-- Supplied data --

::::

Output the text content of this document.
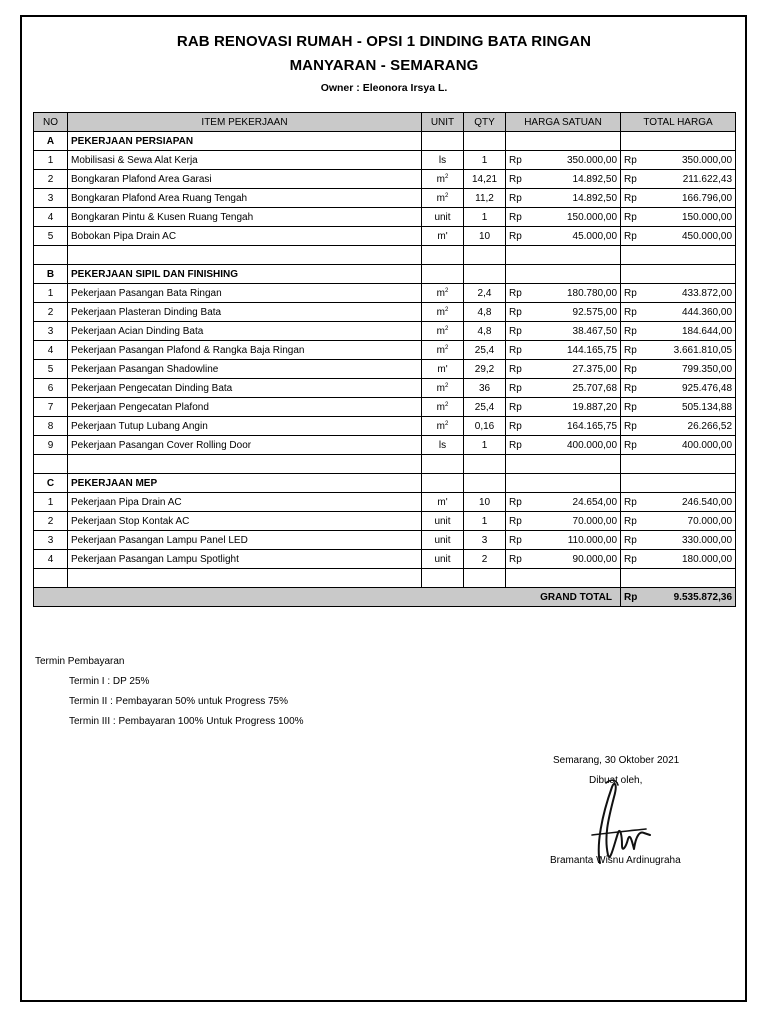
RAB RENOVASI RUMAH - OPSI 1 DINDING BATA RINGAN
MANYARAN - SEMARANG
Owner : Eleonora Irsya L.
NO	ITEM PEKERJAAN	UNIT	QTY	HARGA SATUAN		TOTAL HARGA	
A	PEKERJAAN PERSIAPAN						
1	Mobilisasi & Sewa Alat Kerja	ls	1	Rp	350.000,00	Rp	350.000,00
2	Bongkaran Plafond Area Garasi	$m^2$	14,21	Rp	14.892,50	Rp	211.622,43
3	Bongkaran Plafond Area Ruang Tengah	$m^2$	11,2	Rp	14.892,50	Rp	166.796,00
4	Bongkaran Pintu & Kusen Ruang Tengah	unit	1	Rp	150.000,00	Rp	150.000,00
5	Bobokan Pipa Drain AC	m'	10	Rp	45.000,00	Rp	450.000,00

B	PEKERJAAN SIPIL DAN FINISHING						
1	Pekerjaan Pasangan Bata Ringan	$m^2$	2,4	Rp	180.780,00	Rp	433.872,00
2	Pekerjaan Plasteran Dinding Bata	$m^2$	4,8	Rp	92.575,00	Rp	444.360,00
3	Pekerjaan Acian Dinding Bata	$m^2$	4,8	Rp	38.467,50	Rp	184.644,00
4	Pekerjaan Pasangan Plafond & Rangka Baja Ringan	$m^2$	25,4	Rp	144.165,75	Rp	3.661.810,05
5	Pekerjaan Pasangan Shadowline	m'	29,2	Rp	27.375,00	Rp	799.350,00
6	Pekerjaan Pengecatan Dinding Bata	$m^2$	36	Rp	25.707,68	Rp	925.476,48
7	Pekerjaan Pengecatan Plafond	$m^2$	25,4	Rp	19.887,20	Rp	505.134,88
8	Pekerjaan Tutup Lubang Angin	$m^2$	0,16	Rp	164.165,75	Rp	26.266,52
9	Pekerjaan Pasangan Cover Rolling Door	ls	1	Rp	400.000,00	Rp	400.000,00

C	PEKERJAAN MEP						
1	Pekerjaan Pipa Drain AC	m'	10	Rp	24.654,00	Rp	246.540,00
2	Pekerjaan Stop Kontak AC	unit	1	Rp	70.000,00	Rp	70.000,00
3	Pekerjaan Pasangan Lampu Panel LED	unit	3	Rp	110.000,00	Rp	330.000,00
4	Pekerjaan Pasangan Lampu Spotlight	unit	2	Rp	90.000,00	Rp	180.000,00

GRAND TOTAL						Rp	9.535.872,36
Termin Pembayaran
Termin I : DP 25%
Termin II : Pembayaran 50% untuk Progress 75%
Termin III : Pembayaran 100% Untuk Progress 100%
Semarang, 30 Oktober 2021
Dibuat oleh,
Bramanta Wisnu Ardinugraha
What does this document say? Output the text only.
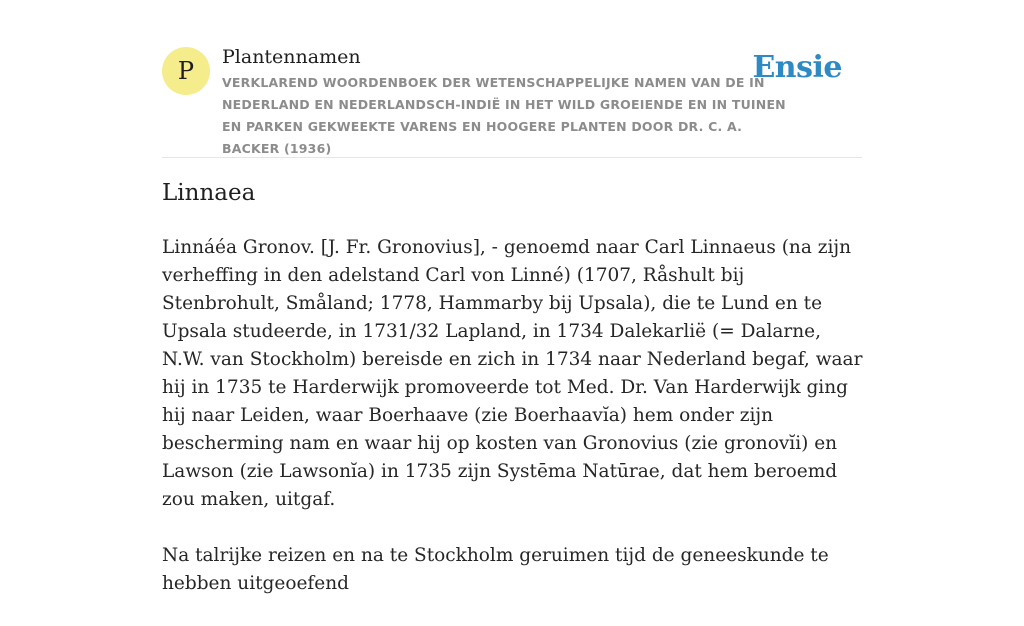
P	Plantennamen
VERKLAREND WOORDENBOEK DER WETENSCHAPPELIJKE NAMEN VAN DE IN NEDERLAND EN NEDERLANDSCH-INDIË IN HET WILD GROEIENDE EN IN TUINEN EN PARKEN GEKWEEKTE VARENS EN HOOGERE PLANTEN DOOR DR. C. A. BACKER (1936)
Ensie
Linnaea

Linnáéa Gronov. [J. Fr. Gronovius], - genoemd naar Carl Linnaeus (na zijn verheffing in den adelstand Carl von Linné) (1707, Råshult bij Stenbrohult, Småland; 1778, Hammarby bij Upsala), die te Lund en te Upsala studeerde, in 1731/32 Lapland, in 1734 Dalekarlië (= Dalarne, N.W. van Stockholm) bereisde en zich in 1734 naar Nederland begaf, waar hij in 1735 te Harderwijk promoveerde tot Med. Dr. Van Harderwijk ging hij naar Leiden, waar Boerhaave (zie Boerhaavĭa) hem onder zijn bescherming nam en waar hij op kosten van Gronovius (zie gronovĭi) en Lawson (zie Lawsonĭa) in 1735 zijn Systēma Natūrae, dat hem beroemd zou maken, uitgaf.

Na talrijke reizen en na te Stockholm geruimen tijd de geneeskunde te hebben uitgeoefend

::::

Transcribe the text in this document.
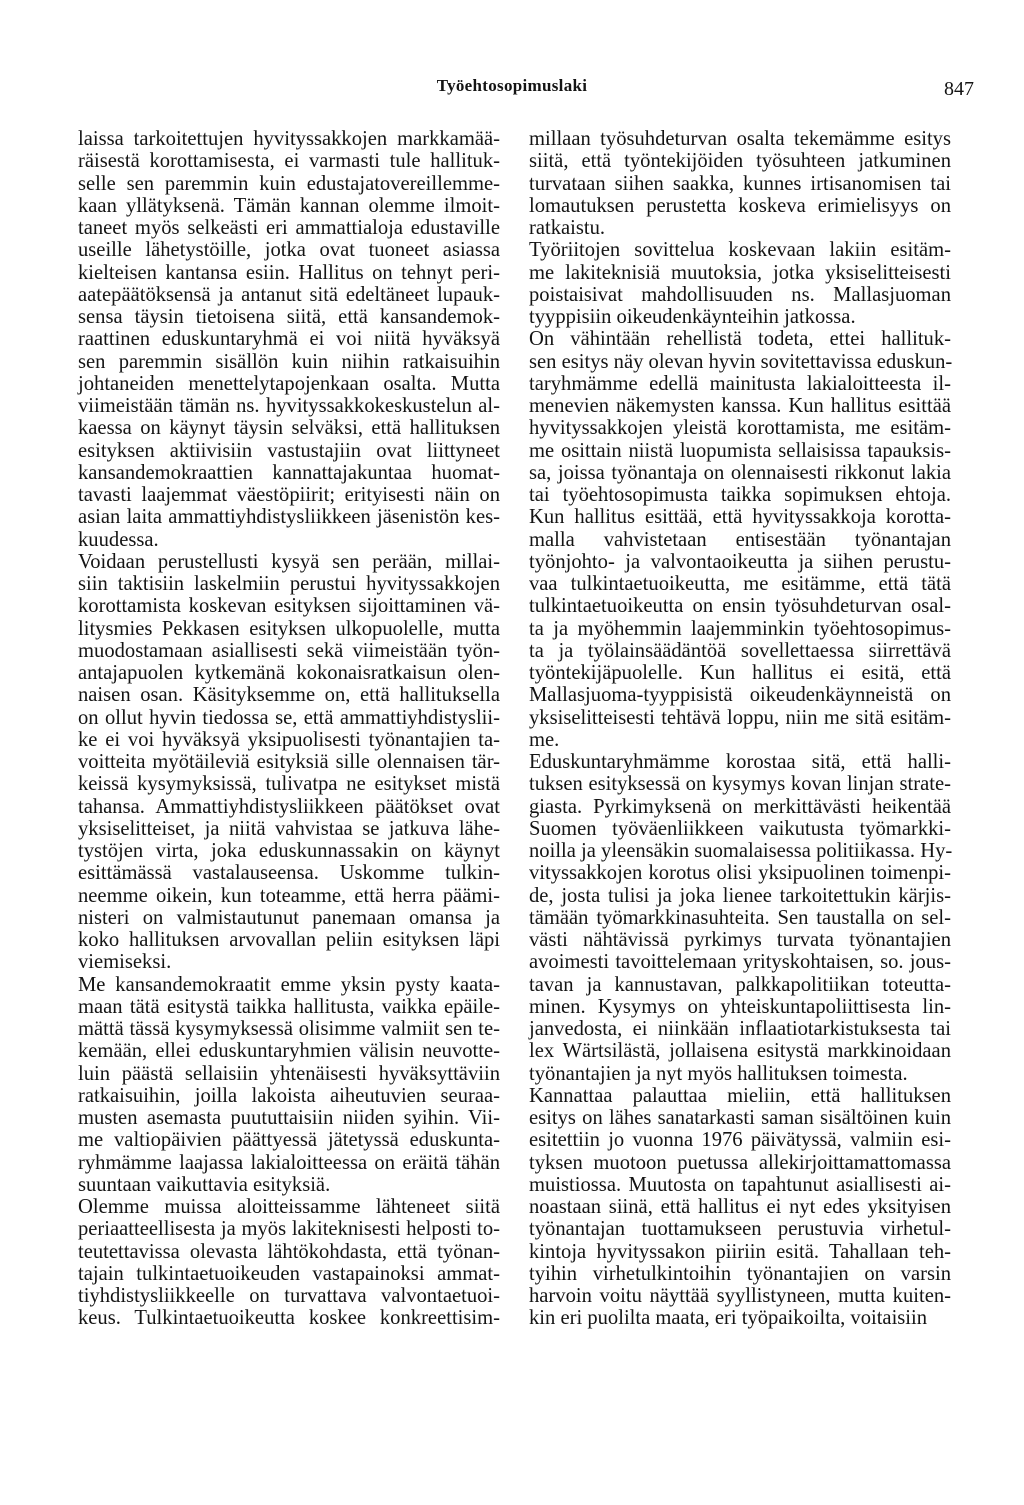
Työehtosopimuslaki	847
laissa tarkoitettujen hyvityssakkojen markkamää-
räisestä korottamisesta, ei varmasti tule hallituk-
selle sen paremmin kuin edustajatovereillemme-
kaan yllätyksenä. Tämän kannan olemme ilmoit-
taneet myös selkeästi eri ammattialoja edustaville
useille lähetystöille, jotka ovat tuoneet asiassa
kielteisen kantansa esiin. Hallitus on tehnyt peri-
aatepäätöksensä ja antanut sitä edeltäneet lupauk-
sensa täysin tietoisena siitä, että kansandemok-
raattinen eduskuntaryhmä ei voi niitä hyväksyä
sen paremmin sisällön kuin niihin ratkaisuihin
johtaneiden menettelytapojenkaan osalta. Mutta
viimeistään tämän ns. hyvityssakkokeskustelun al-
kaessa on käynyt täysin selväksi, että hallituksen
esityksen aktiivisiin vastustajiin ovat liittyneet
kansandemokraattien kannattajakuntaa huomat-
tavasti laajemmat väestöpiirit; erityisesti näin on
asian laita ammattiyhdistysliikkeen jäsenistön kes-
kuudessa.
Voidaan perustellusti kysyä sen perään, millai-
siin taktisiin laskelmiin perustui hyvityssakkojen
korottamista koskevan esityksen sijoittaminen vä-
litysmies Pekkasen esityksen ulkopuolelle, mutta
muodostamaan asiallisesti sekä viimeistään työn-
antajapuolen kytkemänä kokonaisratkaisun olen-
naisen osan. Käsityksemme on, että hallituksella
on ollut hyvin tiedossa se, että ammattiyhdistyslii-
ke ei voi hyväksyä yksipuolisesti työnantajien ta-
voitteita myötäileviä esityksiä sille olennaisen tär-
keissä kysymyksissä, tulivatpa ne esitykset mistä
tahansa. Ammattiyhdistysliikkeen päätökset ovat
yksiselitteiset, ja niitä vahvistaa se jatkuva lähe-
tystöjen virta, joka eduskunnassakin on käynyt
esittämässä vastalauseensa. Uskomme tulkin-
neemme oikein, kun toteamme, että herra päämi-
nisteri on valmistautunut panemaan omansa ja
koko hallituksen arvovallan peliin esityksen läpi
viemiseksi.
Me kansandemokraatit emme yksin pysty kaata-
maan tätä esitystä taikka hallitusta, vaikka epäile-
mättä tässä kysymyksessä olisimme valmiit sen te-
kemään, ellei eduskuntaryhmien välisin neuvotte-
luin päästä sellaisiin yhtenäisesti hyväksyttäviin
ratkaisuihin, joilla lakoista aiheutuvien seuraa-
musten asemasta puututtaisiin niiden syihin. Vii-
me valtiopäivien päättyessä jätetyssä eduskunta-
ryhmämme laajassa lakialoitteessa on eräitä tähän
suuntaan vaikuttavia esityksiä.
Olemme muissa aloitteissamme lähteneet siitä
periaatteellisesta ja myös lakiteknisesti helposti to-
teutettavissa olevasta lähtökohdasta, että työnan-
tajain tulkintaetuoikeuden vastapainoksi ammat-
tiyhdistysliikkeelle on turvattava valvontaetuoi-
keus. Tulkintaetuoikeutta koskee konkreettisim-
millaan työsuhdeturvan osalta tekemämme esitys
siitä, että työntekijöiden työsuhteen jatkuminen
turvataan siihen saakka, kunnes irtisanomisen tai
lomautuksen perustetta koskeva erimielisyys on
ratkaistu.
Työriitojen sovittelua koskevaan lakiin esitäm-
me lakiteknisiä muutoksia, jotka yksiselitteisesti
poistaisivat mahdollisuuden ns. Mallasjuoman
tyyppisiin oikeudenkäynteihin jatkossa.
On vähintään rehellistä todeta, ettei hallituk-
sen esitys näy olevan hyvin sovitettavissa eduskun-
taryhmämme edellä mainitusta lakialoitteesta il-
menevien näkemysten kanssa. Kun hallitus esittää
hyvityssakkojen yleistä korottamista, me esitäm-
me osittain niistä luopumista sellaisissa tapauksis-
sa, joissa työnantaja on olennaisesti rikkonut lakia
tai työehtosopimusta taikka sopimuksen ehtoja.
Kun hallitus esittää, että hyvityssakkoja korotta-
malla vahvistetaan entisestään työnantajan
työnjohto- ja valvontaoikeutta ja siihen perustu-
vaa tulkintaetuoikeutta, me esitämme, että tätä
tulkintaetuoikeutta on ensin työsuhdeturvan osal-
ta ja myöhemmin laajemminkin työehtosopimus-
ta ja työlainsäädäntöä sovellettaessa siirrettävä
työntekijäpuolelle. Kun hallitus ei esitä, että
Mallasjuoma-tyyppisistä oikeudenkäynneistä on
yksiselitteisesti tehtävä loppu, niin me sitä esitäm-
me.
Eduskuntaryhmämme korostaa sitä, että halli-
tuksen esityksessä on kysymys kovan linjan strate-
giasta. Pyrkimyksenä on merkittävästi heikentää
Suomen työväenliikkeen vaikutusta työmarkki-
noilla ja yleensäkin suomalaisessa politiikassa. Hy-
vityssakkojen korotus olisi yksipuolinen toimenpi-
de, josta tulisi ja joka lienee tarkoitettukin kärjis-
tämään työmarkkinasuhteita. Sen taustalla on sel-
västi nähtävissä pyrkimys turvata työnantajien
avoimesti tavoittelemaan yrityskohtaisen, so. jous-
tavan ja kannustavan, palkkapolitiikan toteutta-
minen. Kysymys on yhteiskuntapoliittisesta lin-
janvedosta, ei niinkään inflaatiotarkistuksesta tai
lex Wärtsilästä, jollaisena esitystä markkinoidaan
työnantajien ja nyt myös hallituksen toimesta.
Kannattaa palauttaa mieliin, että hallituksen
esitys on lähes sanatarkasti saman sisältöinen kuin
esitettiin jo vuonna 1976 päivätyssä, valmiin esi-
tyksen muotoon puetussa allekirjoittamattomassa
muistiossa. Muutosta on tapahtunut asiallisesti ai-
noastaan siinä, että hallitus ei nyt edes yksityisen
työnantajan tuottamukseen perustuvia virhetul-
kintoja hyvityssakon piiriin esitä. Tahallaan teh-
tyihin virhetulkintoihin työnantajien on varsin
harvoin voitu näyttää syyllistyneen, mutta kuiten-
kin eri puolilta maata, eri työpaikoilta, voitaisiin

::::

-- Stated goal --
Find every line in the records above that holds the word "this", and copy each one.

-- Output of the task --
Output the text content of this document.
What does this document say? Output the text only.
Transcribe the text in this document.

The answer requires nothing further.